_Written task_
Where does the string "rate" appear in the records? Copy every line that contains it.

Excerpts from a figure dataset:
____________
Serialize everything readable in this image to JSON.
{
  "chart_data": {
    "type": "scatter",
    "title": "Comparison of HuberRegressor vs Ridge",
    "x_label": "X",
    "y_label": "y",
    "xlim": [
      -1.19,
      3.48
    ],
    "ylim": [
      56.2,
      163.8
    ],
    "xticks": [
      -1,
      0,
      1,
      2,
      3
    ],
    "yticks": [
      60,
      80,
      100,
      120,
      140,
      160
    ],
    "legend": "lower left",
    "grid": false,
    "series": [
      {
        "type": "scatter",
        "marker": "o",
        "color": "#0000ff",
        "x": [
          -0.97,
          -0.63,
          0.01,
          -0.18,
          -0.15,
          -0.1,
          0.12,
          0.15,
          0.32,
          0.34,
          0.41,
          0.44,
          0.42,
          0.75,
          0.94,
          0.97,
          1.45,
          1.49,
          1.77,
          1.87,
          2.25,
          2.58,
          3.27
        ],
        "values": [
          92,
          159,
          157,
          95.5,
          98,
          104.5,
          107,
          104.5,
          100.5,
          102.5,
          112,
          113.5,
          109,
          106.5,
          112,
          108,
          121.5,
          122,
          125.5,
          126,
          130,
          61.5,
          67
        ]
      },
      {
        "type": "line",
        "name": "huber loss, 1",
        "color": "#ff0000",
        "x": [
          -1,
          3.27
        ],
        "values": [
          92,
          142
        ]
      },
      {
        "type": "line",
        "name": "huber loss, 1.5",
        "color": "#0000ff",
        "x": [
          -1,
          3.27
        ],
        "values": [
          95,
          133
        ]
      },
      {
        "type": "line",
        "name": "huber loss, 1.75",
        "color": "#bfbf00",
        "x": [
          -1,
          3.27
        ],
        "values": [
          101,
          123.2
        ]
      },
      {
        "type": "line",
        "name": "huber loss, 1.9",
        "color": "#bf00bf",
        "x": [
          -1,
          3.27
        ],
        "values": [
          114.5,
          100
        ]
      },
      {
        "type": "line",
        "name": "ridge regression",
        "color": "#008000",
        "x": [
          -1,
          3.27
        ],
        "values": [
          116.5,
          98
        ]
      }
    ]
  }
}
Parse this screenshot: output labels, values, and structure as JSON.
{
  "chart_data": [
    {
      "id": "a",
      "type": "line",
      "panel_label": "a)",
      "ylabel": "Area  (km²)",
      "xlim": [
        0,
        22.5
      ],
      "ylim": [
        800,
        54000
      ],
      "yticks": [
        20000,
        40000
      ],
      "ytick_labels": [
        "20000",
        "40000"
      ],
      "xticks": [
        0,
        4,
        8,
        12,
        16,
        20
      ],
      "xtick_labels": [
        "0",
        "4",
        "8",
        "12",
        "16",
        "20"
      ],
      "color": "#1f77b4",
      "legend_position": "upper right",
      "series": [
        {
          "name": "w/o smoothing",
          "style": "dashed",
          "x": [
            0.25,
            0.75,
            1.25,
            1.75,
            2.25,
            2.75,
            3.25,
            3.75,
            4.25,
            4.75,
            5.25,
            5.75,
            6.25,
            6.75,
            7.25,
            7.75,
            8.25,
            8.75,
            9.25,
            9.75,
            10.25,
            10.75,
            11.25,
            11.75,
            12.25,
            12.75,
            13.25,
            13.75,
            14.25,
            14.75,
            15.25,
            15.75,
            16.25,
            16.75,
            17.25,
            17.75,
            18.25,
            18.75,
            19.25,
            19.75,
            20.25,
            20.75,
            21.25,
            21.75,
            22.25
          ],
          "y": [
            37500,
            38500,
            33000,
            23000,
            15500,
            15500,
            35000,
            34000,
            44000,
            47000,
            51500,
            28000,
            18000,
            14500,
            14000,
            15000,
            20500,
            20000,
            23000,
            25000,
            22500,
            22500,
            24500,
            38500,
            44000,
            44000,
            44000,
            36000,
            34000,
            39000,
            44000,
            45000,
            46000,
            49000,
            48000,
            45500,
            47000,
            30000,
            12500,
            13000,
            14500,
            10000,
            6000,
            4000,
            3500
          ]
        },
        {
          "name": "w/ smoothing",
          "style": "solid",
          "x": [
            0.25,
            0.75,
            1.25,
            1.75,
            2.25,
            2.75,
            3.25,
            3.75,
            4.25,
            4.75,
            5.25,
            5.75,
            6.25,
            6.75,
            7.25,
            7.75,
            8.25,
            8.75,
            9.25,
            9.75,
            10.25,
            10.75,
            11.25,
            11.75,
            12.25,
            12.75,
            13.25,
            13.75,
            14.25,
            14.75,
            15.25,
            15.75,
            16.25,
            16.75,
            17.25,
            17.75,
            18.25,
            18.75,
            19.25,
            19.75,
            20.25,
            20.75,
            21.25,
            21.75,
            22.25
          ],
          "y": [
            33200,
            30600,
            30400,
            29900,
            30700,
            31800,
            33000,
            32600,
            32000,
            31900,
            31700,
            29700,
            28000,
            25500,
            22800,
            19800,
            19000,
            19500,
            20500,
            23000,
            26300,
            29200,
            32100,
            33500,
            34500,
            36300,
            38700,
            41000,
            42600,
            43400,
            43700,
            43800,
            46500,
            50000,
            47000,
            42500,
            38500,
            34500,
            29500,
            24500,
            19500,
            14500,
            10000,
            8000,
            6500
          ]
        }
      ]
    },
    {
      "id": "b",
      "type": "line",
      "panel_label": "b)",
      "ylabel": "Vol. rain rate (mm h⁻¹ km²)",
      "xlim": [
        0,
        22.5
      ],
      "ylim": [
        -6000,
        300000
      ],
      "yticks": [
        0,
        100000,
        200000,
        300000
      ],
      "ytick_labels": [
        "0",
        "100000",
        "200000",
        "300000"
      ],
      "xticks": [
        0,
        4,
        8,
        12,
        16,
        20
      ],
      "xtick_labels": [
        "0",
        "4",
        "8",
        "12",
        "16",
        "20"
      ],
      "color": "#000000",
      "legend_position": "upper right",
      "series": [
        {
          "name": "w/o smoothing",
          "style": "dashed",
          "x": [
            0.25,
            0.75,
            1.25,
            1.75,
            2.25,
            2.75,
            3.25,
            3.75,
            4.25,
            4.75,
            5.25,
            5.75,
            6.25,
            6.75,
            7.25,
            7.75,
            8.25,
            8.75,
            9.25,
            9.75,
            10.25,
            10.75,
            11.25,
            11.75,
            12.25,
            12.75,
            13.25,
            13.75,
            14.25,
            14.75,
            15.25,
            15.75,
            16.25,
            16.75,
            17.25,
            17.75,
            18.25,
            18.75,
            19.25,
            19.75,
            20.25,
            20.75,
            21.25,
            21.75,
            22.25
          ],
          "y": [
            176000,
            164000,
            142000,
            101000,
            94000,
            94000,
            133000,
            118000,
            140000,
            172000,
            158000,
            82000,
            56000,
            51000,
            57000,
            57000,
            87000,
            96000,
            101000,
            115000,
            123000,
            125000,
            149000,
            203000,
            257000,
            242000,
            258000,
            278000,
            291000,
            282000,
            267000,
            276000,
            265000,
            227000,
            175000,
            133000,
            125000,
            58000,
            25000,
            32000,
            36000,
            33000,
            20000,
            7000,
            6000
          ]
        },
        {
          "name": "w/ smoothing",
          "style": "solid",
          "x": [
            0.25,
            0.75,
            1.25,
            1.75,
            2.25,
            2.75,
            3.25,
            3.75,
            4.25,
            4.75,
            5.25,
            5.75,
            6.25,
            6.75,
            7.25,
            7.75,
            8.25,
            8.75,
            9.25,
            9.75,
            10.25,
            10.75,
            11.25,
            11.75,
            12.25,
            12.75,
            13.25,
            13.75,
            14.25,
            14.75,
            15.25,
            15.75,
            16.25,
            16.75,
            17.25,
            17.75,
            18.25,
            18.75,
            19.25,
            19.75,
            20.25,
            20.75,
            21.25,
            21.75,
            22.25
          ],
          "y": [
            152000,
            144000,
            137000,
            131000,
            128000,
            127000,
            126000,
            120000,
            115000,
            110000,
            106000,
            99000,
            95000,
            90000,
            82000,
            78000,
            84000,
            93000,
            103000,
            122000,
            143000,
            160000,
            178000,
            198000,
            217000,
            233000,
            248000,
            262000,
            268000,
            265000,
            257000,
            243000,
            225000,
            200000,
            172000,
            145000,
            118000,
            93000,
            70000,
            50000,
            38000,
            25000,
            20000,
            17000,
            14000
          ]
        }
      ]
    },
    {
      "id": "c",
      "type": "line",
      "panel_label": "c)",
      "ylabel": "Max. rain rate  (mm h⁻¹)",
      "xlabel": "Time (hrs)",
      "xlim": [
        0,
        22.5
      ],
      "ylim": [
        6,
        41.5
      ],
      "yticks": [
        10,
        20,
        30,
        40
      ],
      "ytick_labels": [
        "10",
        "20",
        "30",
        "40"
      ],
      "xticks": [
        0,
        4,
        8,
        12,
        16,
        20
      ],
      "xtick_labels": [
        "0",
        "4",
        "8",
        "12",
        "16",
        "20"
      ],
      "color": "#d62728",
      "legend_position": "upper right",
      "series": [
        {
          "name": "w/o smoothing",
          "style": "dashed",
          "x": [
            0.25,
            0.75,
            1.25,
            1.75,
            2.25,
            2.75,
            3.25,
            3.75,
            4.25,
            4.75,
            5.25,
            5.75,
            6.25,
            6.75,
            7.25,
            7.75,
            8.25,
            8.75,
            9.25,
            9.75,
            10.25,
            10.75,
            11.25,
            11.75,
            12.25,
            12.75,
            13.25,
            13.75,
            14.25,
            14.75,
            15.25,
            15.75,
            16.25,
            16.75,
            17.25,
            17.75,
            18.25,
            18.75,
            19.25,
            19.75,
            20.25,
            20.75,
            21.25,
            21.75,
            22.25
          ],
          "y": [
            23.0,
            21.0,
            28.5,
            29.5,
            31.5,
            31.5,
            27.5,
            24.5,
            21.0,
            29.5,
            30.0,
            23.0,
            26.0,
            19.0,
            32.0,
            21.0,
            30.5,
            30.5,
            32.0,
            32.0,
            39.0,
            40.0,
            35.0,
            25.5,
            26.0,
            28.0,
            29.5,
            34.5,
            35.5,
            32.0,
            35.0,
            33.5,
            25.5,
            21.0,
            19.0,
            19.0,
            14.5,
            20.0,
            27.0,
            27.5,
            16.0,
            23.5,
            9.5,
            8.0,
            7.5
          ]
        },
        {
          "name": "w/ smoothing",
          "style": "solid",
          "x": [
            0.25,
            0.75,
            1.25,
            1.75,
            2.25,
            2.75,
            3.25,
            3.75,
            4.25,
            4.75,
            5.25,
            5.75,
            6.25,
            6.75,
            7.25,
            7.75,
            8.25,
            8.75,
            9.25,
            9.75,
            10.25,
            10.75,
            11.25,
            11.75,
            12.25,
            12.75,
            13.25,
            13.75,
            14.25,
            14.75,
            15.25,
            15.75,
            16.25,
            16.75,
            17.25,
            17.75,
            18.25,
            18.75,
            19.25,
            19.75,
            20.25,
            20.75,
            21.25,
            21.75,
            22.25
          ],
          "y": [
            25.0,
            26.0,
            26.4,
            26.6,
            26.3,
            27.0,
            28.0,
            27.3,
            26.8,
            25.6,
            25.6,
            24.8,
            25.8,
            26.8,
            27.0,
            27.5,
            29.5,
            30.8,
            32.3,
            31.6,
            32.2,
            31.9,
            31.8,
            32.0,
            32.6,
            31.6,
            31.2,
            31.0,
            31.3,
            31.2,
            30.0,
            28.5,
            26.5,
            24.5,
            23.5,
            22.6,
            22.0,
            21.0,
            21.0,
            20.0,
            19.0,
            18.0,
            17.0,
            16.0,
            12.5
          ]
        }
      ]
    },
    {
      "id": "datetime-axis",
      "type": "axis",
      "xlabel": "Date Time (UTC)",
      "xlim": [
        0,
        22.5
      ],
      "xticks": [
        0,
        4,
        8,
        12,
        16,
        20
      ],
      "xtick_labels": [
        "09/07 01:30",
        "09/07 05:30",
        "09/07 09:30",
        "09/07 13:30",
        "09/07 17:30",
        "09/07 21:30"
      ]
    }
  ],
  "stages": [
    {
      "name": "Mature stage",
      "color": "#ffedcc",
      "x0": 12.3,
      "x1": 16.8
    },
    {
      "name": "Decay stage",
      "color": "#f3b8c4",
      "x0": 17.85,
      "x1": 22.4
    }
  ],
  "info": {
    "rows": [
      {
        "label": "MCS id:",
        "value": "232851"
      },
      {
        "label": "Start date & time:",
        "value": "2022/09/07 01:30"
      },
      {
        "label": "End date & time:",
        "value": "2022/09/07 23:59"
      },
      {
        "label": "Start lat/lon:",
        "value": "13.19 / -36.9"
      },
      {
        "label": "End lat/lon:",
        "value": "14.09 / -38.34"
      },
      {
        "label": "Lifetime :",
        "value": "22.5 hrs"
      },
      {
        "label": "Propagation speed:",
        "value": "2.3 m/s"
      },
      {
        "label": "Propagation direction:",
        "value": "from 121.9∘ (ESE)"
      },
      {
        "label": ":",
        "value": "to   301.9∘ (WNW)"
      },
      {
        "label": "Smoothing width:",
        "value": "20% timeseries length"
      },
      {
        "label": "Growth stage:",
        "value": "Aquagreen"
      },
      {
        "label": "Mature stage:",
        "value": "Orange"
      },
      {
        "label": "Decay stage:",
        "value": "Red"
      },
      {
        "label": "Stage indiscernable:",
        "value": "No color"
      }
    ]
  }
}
____________
_Solution for this exercise_
      "ylabel": "Vol. rain rate (mm h⁻¹ km²)",
      "ylabel": "Max. rain rate  (mm h⁻¹)",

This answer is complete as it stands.